## Exercise brief
Copy the lines from the first one through the line containing "row-checkbox[interactable] [248,264,259,275]", substituting "category-cell" for "cell-category" and leaving everything else unchanged.

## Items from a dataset

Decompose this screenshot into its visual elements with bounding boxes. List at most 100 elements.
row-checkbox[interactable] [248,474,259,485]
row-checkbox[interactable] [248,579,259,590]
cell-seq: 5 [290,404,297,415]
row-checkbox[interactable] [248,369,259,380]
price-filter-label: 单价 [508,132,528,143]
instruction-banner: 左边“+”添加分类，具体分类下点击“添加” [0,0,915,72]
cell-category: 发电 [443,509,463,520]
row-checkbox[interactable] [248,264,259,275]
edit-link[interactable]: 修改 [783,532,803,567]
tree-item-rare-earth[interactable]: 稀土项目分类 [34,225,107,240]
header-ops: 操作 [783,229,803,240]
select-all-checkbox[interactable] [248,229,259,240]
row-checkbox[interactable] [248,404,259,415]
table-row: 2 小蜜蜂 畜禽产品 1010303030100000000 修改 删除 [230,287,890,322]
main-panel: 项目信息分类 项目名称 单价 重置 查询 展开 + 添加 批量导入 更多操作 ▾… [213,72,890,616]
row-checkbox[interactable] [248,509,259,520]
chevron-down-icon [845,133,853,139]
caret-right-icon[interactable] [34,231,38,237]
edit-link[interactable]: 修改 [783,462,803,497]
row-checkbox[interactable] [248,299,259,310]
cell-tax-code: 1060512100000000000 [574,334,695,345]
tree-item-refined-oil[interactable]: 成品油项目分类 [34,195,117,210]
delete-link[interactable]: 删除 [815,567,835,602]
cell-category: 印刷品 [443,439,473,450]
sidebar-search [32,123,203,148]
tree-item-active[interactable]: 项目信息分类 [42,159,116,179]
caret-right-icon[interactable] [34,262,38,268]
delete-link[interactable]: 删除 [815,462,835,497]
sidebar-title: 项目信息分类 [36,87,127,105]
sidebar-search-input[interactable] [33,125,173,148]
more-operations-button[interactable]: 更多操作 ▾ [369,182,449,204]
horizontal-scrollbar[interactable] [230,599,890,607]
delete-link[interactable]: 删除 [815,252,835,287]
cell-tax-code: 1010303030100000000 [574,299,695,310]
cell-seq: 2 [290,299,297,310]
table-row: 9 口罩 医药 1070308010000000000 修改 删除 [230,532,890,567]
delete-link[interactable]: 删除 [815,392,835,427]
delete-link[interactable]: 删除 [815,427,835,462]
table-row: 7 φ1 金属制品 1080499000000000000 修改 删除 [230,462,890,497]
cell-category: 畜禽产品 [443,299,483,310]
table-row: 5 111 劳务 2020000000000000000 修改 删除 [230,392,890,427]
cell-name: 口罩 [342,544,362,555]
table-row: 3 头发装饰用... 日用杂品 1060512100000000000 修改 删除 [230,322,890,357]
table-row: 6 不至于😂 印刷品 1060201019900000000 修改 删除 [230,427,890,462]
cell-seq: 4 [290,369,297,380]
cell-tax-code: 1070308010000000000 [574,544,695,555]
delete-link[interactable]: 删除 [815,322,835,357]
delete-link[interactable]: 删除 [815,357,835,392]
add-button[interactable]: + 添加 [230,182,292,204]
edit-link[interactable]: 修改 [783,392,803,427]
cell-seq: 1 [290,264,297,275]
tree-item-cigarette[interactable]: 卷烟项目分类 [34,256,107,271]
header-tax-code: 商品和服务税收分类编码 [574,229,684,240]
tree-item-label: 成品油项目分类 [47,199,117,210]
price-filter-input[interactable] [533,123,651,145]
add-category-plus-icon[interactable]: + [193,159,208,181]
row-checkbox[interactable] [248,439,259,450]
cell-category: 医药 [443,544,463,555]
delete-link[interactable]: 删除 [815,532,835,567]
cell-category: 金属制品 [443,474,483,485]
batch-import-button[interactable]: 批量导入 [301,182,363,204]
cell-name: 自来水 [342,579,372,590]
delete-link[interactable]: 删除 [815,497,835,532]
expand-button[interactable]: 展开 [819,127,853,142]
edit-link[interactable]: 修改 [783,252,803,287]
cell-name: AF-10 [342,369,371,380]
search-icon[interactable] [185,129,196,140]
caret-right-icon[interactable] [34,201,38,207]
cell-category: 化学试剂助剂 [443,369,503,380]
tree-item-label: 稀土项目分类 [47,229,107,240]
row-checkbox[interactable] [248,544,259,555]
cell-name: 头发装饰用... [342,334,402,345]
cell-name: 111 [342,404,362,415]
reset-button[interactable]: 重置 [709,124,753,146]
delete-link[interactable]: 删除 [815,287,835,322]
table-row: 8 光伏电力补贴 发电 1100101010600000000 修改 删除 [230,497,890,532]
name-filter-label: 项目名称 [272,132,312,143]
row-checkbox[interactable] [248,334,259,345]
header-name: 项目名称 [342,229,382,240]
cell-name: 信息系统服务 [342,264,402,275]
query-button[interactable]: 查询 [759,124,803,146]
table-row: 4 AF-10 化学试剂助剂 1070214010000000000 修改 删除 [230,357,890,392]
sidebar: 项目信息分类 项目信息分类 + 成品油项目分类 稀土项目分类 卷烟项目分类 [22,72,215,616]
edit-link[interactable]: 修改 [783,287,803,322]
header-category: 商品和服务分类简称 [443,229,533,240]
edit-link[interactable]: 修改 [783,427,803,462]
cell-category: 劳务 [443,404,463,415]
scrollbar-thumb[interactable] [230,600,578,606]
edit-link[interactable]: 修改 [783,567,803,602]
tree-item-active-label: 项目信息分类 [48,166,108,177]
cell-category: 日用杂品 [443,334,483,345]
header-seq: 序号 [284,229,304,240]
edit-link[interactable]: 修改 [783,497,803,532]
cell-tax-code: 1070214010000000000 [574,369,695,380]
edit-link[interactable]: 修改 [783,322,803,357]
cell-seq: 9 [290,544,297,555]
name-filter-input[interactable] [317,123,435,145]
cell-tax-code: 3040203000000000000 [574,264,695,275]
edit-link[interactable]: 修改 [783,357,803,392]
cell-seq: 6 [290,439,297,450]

## Result of this task
Decompose this screenshot into its visual elements with bounding boxes. List at most 100 elements.
row-checkbox[interactable] [248,474,259,485]
row-checkbox[interactable] [248,579,259,590]
cell-seq: 5 [290,404,297,415]
row-checkbox[interactable] [248,369,259,380]
price-filter-label: 单价 [508,132,528,143]
instruction-banner: 左边“+”添加分类，具体分类下点击“添加” [0,0,915,72]
category-cell: 发电 [443,509,463,520]
row-checkbox[interactable] [248,264,259,275]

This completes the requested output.